What to do: State how many lines of the entries include the string "Accept", please, leaving out everything but the number.
━━━━━ Source data
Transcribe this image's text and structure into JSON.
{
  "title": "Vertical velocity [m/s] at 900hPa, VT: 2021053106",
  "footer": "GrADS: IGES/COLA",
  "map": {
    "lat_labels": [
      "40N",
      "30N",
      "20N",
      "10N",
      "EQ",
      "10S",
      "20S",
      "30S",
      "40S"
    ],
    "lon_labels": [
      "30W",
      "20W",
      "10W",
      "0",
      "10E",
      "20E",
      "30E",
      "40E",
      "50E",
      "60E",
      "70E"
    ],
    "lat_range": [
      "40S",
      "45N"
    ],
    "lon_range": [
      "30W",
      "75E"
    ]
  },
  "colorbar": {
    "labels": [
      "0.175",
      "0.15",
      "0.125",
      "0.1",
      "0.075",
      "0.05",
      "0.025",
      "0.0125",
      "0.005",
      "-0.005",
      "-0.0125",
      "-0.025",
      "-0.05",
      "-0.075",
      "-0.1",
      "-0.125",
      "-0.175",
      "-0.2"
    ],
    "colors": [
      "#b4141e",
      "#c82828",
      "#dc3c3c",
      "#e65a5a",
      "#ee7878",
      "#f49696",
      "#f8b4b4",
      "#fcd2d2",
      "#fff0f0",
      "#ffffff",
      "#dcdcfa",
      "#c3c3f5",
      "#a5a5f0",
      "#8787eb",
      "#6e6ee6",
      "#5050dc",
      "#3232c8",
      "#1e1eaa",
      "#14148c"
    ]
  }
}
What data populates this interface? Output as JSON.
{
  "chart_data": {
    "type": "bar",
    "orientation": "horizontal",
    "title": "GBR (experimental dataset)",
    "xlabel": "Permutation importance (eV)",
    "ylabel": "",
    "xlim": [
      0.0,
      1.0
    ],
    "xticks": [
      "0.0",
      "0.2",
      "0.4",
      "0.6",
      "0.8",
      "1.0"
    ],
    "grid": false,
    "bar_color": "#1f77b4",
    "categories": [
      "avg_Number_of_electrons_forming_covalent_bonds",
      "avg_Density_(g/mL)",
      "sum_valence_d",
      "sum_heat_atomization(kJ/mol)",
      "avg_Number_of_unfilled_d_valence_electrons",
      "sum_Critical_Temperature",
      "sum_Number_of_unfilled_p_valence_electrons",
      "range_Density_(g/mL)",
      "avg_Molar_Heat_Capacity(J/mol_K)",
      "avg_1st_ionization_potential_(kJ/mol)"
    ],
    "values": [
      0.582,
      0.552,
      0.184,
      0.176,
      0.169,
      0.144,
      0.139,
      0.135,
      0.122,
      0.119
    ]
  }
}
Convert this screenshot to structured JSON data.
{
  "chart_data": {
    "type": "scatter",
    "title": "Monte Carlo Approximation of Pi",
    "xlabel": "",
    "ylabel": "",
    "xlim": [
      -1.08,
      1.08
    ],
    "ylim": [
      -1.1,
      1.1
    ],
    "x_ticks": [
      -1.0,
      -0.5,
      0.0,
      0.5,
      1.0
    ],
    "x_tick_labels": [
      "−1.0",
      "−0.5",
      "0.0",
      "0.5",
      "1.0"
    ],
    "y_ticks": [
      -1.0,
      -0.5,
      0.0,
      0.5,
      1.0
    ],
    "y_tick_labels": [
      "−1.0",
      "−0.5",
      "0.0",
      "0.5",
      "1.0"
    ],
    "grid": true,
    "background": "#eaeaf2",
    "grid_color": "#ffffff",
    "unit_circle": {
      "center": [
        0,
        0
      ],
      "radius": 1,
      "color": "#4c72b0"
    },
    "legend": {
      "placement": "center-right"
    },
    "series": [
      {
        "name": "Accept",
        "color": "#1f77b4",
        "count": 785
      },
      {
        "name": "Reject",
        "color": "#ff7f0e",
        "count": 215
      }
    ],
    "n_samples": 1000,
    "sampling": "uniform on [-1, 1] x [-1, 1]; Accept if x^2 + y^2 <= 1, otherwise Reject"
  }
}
━━━━━━━━━━
Task output: 2